[Stored entries]
:::::

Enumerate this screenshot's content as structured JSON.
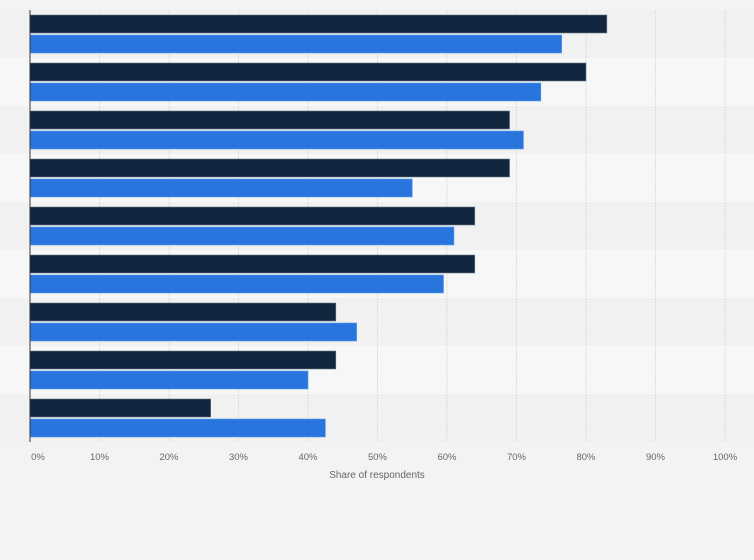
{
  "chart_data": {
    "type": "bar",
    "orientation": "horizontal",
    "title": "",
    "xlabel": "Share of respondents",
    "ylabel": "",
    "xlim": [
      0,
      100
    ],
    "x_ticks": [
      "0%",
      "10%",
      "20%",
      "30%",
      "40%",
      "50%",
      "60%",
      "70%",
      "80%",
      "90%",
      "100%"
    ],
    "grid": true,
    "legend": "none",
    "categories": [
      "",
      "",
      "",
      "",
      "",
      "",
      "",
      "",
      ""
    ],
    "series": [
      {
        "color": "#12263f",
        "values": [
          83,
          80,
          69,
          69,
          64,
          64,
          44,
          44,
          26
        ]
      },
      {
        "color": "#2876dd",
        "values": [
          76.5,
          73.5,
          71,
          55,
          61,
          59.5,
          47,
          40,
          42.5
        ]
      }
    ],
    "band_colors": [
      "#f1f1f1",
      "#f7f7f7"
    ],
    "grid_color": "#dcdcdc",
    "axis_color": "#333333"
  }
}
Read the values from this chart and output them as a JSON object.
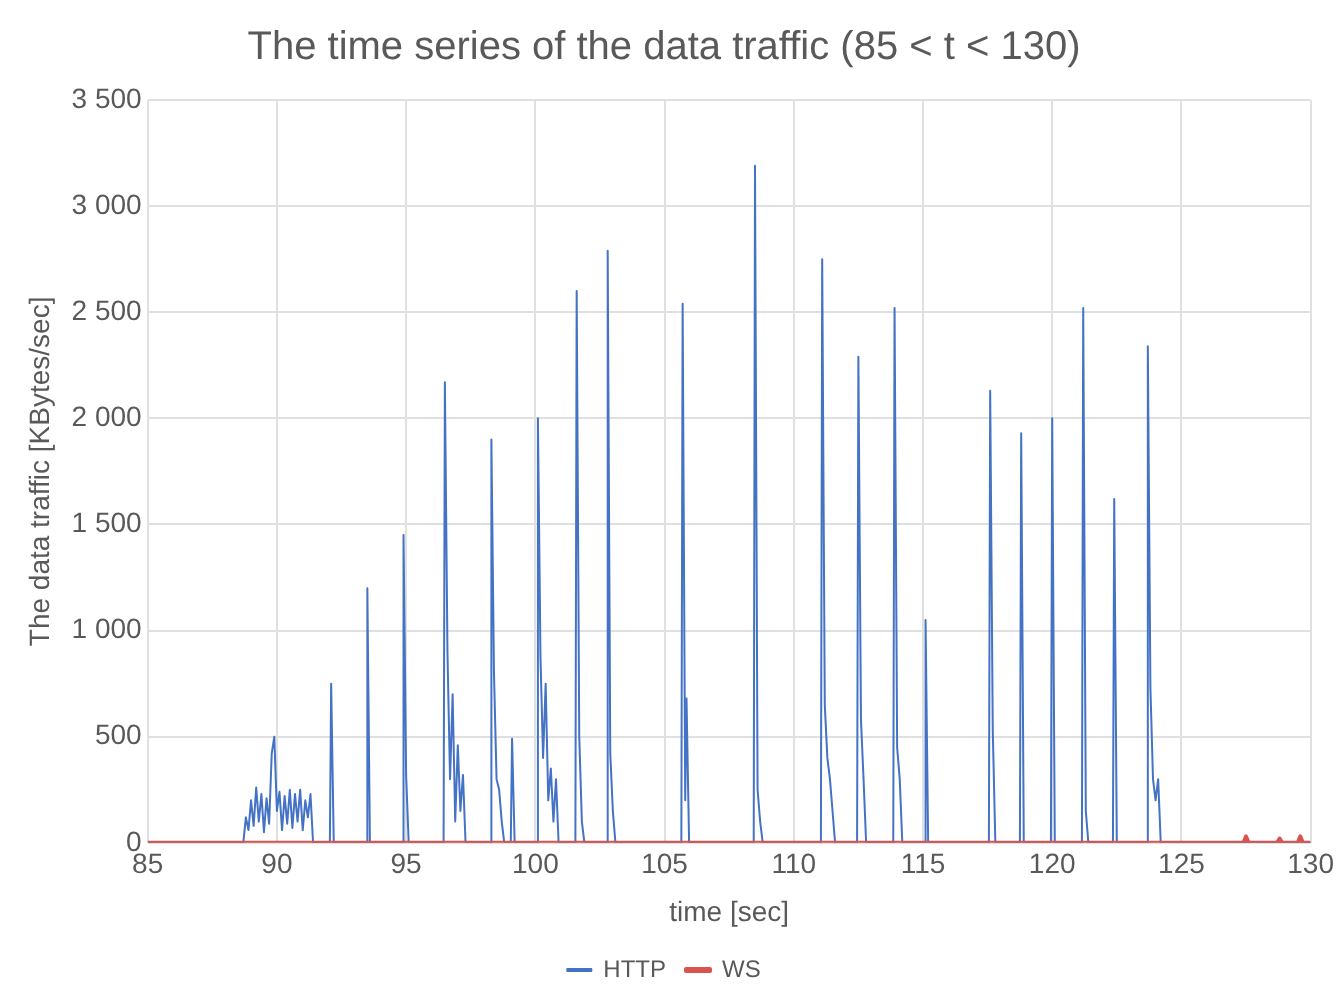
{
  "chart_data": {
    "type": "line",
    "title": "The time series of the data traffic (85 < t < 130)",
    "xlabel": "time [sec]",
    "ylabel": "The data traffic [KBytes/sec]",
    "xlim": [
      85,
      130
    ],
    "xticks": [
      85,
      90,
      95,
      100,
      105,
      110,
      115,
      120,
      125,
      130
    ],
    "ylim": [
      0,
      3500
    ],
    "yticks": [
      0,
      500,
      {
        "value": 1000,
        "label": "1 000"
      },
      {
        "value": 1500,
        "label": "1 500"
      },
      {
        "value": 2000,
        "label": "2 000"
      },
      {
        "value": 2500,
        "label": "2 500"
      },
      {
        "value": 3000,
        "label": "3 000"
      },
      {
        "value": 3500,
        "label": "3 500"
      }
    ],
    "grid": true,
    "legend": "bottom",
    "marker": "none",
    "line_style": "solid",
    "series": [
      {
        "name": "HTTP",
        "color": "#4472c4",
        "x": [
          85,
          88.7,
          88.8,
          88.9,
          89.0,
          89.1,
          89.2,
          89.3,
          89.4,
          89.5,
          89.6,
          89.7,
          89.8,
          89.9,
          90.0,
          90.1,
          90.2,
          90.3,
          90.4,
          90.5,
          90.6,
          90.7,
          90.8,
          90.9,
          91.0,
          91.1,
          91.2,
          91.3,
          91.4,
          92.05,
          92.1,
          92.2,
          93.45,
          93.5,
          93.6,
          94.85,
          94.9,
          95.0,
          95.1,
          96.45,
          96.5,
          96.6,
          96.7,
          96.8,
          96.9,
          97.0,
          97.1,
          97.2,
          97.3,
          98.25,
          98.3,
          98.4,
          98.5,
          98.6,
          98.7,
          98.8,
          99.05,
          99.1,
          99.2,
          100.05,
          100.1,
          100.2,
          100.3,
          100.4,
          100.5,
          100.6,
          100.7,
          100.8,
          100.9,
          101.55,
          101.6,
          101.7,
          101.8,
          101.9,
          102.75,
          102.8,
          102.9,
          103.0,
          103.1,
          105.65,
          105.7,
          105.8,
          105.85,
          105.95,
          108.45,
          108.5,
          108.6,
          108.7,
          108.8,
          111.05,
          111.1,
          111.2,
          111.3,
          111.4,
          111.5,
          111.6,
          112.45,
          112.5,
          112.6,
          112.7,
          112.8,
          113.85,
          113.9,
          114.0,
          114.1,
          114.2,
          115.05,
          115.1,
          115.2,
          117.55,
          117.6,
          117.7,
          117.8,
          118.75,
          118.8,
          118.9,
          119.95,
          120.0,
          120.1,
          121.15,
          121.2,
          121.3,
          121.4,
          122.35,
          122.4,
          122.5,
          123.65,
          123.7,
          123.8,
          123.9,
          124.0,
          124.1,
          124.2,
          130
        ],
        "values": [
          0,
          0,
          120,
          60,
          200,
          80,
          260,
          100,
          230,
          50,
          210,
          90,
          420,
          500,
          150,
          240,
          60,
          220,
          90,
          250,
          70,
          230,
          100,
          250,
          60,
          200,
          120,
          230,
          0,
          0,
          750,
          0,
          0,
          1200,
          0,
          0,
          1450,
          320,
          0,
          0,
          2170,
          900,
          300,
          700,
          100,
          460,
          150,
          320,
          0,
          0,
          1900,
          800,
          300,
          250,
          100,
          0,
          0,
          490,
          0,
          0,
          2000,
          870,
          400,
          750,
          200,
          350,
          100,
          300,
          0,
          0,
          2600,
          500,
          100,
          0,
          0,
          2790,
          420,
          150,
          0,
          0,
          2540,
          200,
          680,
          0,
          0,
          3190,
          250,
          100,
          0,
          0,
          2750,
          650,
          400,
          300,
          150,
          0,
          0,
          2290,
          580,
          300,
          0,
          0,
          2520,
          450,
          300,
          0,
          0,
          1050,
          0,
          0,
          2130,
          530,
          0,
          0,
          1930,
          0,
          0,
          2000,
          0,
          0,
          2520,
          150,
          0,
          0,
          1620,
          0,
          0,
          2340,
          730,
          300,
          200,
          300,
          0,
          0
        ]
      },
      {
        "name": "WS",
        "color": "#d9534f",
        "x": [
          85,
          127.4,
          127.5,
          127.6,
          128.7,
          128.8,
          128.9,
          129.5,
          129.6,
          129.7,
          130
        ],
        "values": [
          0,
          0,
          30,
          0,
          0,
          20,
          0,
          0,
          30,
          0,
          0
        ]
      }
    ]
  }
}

:::::

* Objective: Pictures in the records must not appear in the copy; transcribe everything else precisely.

* Task result:
Enumerate this screenshot's content as structured JSON.
{
  "chart_data": {
    "type": "bar",
    "orientation": "horizontal",
    "title": "",
    "xlabel": "Share of respondents",
    "ylabel": "",
    "xlim": [
      0,
      100
    ],
    "x_ticks": [
      "0%",
      "10%",
      "20%",
      "30%",
      "40%",
      "50%",
      "60%",
      "70%",
      "80%",
      "90%",
      "100%"
    ],
    "grid": true,
    "legend": "none",
    "categories": [
      "",
      "",
      "",
      "",
      "",
      "",
      "",
      "",
      ""
    ],
    "series": [
      {
        "color": "#12263f",
        "values": [
          83,
          80,
          69,
          69,
          64,
          64,
          44,
          44,
          26
        ]
      },
      {
        "color": "#2876dd",
        "values": [
          76.5,
          73.5,
          71,
          55,
          61,
          59.5,
          47,
          40,
          42.5
        ]
      }
    ],
    "band_colors": [
      "#f1f1f1",
      "#f7f7f7"
    ],
    "grid_color": "#dcdcdc",
    "axis_color": "#333333"
  }
}
Read the values from this chart and output them as a JSON object.
{
  "chart_data": {
    "type": "line",
    "title": "The time series of the data traffic (85 < t < 130)",
    "xlabel": "time [sec]",
    "ylabel": "The data traffic [KBytes/sec]",
    "xlim": [
      85,
      130
    ],
    "xticks": [
      85,
      90,
      95,
      100,
      105,
      110,
      115,
      120,
      125,
      130
    ],
    "ylim": [
      0,
      3500
    ],
    "yticks": [
      0,
      500,
      {
        "value": 1000,
        "label": "1 000"
      },
      {
        "value": 1500,
        "label": "1 500"
      },
      {
        "value": 2000,
        "label": "2 000"
      },
      {
        "value": 2500,
        "label": "2 500"
      },
      {
        "value": 3000,
        "label": "3 000"
      },
      {
        "value": 3500,
        "label": "3 500"
      }
    ],
    "grid": true,
    "legend": "bottom",
    "marker": "none",
    "line_style": "solid",
    "series": [
      {
        "name": "HTTP",
        "color": "#4472c4",
        "x": [
          85,
          88.7,
          88.8,
          88.9,
          89.0,
          89.1,
          89.2,
          89.3,
          89.4,
          89.5,
          89.6,
          89.7,
          89.8,
          89.9,
          90.0,
          90.1,
          90.2,
          90.3,
          90.4,
          90.5,
          90.6,
          90.7,
          90.8,
          90.9,
          91.0,
          91.1,
          91.2,
          91.3,
          91.4,
          92.05,
          92.1,
          92.2,
          93.45,
          93.5,
          93.6,
          94.85,
          94.9,
          95.0,
          95.1,
          96.45,
          96.5,
          96.6,
          96.7,
          96.8,
          96.9,
          97.0,
          97.1,
          97.2,
          97.3,
          98.25,
          98.3,
          98.4,
          98.5,
          98.6,
          98.7,
          98.8,
          99.05,
          99.1,
          99.2,
          100.05,
          100.1,
          100.2,
          100.3,
          100.4,
          100.5,
          100.6,
          100.7,
          100.8,
          100.9,
          101.55,
          101.6,
          101.7,
          101.8,
          101.9,
          102.75,
          102.8,
          102.9,
          103.0,
          103.1,
          105.65,
          105.7,
          105.8,
          105.85,
          105.95,
          108.45,
          108.5,
          108.6,
          108.7,
          108.8,
          111.05,
          111.1,
          111.2,
          111.3,
          111.4,
          111.5,
          111.6,
          112.45,
          112.5,
          112.6,
          112.7,
          112.8,
          113.85,
          113.9,
          114.0,
          114.1,
          114.2,
          115.05,
          115.1,
          115.2,
          117.55,
          117.6,
          117.7,
          117.8,
          118.75,
          118.8,
          118.9,
          119.95,
          120.0,
          120.1,
          121.15,
          121.2,
          121.3,
          121.4,
          122.35,
          122.4,
          122.5,
          123.65,
          123.7,
          123.8,
          123.9,
          124.0,
          124.1,
          124.2,
          130
        ],
        "values": [
          0,
          0,
          120,
          60,
          200,
          80,
          260,
          100,
          230,
          50,
          210,
          90,
          420,
          500,
          150,
          240,
          60,
          220,
          90,
          250,
          70,
          230,
          100,
          250,
          60,
          200,
          120,
          230,
          0,
          0,
          750,
          0,
          0,
          1200,
          0,
          0,
          1450,
          320,
          0,
          0,
          2170,
          900,
          300,
          700,
          100,
          460,
          150,
          320,
          0,
          0,
          1900,
          800,
          300,
          250,
          100,
          0,
          0,
          490,
          0,
          0,
          2000,
          870,
          400,
          750,
          200,
          350,
          100,
          300,
          0,
          0,
          2600,
          500,
          100,
          0,
          0,
          2790,
          420,
          150,
          0,
          0,
          2540,
          200,
          680,
          0,
          0,
          3190,
          250,
          100,
          0,
          0,
          2750,
          650,
          400,
          300,
          150,
          0,
          0,
          2290,
          580,
          300,
          0,
          0,
          2520,
          450,
          300,
          0,
          0,
          1050,
          0,
          0,
          2130,
          530,
          0,
          0,
          1930,
          0,
          0,
          2000,
          0,
          0,
          2520,
          150,
          0,
          0,
          1620,
          0,
          0,
          2340,
          730,
          300,
          200,
          300,
          0,
          0
        ]
      },
      {
        "name": "WS",
        "color": "#d9534f",
        "x": [
          85,
          127.4,
          127.5,
          127.6,
          128.7,
          128.8,
          128.9,
          129.5,
          129.6,
          129.7,
          130
        ],
        "values": [
          0,
          0,
          30,
          0,
          0,
          20,
          0,
          0,
          30,
          0,
          0
        ]
      }
    ]
  }
}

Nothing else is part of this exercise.